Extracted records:
::::

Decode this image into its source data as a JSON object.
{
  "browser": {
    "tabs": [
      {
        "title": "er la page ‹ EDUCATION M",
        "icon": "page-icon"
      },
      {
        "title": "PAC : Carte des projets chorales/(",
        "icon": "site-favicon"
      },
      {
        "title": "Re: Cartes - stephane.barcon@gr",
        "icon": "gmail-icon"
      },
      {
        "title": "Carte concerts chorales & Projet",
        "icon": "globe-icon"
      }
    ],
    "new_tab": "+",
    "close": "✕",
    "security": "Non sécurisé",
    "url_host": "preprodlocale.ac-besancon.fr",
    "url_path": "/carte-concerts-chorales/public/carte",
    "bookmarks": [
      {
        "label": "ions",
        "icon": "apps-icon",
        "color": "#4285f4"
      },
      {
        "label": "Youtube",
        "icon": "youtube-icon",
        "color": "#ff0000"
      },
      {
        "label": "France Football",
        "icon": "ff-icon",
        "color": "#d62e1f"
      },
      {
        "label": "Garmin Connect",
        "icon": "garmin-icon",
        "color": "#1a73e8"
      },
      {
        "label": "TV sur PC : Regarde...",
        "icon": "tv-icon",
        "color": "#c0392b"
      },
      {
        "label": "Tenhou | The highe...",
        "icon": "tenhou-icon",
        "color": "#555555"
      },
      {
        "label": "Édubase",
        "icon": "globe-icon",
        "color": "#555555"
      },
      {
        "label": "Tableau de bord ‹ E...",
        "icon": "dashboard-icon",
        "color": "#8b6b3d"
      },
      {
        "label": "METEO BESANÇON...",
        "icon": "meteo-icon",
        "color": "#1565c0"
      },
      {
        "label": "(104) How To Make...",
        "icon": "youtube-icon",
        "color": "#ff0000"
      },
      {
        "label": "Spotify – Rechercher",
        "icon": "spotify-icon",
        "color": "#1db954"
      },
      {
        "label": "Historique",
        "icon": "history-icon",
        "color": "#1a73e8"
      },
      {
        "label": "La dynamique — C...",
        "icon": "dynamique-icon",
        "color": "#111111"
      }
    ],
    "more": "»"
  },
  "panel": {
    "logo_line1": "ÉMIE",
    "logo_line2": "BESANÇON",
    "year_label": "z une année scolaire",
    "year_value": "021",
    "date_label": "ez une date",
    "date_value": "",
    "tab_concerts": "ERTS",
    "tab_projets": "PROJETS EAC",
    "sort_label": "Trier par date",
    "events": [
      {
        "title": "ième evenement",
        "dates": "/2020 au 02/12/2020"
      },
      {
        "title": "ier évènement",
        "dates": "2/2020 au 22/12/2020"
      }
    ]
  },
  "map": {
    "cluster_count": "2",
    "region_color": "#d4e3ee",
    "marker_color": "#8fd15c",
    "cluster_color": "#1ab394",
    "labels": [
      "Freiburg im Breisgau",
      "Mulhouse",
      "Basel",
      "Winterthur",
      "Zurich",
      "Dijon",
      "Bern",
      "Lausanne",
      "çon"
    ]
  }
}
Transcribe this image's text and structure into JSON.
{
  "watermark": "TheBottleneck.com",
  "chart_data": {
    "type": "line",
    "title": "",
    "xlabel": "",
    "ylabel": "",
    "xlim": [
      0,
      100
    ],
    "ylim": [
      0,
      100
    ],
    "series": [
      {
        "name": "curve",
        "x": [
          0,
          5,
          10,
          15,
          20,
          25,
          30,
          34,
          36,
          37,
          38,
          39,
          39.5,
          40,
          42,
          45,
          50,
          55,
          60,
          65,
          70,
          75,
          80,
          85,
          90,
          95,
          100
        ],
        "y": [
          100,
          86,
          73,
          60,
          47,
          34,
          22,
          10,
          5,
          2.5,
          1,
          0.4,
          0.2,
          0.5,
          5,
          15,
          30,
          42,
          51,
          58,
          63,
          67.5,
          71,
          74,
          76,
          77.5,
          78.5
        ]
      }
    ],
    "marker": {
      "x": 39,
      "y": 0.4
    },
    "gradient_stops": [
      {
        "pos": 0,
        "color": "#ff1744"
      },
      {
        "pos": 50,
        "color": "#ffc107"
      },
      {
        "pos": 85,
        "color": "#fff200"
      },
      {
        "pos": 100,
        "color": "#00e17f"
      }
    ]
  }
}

::::

■ **WHAT IS ASKED**: Report only how many lines of the listing hold the word "page".

■ **FINAL RESULT**: 2